Stored data entries:
= = = = =

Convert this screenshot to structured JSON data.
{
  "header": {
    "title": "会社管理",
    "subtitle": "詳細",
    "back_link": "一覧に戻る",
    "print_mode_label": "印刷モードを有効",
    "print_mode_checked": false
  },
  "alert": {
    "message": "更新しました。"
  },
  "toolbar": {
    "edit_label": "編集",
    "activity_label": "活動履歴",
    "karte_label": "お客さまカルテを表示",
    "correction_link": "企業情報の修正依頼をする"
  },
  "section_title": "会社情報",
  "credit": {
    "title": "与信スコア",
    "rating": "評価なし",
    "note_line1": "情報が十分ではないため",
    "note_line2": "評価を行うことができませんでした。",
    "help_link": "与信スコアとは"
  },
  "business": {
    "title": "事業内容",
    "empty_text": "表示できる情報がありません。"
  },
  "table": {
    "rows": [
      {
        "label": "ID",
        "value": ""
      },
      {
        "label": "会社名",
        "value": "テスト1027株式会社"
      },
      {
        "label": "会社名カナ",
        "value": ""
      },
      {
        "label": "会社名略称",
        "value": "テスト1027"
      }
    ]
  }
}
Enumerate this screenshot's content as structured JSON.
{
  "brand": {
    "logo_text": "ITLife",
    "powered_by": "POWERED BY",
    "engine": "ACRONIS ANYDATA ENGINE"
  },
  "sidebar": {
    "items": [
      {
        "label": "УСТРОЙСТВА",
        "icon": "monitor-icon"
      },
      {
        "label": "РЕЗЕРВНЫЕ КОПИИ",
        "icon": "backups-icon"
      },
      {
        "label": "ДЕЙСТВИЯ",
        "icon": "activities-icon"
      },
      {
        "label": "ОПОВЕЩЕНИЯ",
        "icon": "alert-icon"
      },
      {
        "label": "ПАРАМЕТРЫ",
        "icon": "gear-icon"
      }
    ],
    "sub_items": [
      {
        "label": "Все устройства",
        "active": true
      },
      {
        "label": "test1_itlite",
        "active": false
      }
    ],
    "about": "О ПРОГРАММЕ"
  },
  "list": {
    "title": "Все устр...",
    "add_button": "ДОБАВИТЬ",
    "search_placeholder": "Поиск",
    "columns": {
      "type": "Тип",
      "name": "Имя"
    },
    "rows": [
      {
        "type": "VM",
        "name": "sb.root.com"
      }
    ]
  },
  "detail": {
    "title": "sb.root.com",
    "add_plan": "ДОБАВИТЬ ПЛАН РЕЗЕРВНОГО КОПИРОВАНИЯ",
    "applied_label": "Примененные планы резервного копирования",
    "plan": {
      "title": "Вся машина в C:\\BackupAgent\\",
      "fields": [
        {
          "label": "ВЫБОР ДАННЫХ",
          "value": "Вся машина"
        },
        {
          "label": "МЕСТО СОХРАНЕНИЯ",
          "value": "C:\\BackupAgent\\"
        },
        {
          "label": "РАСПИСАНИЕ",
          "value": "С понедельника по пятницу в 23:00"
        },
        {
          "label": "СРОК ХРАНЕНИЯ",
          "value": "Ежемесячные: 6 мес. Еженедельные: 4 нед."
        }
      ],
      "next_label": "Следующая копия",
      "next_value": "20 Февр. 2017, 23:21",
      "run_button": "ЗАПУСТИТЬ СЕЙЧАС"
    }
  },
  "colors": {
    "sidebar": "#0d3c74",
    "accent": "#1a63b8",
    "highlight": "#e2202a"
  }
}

= = = = =

From the data above, pick out each line containing "JSON" and copy it.

Convert this screenshot to structured JSON data.
Enumerate this screenshot's content as structured JSON.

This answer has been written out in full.